*WHAT THIS TASK INVOLVES*:
Return each line of the records holding the string "page".

— start EXERCISE MATERIAL —

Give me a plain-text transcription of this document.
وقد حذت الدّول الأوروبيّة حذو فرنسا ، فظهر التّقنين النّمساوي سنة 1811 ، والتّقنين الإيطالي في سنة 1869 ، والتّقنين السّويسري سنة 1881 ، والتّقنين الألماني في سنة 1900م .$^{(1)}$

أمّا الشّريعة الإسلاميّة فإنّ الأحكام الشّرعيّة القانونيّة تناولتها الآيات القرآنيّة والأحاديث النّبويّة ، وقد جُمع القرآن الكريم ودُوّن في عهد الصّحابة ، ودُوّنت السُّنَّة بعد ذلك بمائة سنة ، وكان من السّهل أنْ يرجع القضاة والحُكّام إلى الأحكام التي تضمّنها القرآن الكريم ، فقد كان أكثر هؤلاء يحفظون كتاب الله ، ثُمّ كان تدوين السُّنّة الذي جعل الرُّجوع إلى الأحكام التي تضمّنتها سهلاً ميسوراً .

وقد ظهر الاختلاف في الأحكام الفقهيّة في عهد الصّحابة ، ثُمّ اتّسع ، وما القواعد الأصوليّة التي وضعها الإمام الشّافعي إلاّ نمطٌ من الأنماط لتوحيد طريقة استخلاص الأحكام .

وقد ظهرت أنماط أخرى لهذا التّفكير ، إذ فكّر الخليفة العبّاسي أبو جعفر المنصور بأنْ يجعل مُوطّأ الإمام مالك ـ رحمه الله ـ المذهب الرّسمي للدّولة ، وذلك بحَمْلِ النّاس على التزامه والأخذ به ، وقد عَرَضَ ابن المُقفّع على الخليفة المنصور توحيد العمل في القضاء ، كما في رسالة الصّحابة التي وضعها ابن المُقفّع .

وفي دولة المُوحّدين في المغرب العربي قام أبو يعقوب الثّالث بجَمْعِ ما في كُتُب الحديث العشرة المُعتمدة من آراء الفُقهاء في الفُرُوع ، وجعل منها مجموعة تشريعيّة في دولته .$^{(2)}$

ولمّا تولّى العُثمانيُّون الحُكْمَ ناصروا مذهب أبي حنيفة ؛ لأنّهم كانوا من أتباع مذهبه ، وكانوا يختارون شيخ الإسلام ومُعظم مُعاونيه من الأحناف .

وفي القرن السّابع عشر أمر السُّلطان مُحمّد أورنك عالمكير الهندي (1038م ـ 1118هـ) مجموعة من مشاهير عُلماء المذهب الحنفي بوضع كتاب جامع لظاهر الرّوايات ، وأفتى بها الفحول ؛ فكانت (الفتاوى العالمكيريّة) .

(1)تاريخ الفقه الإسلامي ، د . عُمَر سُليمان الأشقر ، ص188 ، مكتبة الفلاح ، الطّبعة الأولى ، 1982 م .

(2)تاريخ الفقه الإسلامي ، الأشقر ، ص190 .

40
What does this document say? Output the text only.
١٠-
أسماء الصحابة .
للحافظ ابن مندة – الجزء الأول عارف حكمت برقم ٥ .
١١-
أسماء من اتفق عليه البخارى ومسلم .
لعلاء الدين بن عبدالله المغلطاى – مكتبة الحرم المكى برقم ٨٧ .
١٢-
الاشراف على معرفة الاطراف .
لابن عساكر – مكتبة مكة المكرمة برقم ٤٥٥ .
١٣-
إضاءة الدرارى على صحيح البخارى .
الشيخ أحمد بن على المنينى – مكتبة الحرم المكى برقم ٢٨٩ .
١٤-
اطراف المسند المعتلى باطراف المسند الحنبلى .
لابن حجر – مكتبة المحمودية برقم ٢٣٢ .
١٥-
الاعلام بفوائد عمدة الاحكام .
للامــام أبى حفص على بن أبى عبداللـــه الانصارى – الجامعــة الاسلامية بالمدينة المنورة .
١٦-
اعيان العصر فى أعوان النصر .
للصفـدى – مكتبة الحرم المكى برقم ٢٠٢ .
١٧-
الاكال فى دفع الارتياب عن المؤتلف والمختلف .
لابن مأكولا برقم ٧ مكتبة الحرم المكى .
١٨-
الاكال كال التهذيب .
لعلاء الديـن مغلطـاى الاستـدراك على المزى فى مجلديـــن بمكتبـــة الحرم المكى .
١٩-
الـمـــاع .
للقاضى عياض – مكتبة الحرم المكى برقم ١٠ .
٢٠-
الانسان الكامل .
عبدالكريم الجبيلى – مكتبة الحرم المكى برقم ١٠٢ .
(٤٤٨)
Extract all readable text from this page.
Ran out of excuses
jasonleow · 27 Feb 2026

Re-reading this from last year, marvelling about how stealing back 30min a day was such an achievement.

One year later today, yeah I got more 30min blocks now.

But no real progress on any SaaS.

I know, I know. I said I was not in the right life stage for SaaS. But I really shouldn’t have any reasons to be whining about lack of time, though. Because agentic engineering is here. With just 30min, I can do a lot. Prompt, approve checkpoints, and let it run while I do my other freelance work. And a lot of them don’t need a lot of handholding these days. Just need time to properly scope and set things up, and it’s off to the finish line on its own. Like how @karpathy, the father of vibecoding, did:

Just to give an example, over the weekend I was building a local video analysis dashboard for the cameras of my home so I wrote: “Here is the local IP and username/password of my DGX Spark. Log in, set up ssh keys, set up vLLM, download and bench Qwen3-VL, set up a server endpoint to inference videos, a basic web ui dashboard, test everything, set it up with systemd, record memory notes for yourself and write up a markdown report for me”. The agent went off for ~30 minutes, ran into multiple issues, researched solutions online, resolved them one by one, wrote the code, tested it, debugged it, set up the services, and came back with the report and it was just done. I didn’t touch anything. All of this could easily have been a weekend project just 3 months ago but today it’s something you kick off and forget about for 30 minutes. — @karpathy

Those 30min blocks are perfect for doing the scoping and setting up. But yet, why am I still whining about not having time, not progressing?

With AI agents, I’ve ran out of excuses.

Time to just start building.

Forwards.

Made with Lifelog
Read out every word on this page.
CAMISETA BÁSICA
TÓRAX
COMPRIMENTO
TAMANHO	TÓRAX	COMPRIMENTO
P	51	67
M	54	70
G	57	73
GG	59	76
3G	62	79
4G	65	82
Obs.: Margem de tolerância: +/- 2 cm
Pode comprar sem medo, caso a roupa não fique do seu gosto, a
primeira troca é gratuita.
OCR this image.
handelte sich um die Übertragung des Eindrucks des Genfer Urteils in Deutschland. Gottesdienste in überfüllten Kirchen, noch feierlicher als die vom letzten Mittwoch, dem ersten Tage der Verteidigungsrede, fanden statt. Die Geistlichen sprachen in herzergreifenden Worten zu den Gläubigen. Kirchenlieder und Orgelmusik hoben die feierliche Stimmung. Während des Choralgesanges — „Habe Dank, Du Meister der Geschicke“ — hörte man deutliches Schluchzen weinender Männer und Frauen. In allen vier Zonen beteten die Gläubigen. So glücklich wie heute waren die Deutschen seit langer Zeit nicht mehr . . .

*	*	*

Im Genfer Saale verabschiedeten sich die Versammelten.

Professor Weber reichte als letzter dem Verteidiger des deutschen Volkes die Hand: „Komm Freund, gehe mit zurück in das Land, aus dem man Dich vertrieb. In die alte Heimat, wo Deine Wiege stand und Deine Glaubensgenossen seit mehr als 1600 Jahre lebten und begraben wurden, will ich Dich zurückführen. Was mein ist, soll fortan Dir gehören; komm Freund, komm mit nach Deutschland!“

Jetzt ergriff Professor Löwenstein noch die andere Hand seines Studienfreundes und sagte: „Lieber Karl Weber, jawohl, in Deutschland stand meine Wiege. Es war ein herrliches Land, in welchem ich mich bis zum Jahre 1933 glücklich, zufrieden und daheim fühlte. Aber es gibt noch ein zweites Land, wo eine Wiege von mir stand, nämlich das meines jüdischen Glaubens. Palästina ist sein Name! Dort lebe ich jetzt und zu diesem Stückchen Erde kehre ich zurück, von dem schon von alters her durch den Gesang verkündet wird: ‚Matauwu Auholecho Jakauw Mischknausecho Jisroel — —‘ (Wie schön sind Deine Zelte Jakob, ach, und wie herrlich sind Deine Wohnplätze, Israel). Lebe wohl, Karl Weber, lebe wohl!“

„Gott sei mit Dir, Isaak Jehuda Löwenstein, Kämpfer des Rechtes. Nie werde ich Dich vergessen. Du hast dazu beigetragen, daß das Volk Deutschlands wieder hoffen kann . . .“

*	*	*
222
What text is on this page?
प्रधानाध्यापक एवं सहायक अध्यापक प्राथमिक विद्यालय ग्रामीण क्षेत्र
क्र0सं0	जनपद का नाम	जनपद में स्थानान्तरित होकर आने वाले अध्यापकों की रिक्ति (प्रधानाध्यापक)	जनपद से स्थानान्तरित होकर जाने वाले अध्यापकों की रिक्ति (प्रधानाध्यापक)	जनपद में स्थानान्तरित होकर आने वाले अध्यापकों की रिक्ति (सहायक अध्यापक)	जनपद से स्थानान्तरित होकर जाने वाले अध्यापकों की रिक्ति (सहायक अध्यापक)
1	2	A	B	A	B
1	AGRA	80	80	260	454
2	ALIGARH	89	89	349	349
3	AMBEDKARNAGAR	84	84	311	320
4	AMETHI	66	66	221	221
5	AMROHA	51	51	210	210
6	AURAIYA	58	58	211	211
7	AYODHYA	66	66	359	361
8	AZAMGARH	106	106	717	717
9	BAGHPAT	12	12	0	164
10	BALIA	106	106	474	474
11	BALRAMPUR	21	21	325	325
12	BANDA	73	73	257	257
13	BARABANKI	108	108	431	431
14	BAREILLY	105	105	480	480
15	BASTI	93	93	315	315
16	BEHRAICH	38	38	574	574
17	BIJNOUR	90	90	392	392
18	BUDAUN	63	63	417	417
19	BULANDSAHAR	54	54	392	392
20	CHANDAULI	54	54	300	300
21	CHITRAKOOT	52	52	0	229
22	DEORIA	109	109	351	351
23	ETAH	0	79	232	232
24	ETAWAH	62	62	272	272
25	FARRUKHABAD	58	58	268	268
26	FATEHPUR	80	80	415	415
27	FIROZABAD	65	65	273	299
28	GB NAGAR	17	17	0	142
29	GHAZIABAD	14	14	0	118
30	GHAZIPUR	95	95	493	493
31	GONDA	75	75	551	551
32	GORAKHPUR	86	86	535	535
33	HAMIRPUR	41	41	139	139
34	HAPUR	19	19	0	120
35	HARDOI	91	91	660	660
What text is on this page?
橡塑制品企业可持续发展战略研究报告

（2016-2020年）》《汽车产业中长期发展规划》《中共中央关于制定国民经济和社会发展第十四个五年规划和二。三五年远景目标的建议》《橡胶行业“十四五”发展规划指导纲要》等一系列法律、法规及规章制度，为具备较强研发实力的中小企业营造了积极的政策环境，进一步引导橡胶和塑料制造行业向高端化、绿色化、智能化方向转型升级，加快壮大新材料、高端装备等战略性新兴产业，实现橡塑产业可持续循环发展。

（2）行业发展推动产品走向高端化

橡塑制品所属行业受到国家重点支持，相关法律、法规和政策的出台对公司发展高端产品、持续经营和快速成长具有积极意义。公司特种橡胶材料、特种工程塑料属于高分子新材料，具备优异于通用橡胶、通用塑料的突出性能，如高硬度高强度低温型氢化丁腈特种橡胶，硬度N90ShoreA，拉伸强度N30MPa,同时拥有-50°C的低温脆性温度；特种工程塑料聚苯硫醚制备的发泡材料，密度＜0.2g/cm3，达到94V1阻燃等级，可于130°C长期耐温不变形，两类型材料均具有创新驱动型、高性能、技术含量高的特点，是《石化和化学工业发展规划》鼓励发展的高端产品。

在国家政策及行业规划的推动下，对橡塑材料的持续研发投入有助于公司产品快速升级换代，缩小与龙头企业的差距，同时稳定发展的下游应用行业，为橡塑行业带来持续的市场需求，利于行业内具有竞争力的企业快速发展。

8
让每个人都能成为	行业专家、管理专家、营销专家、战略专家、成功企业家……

— end EXERCISE MATERIAL —

*EXERCISE ANSWER*:
Extract all readable text from this page.
Read out every word on this page.
What text is on this page?
What text is on this page?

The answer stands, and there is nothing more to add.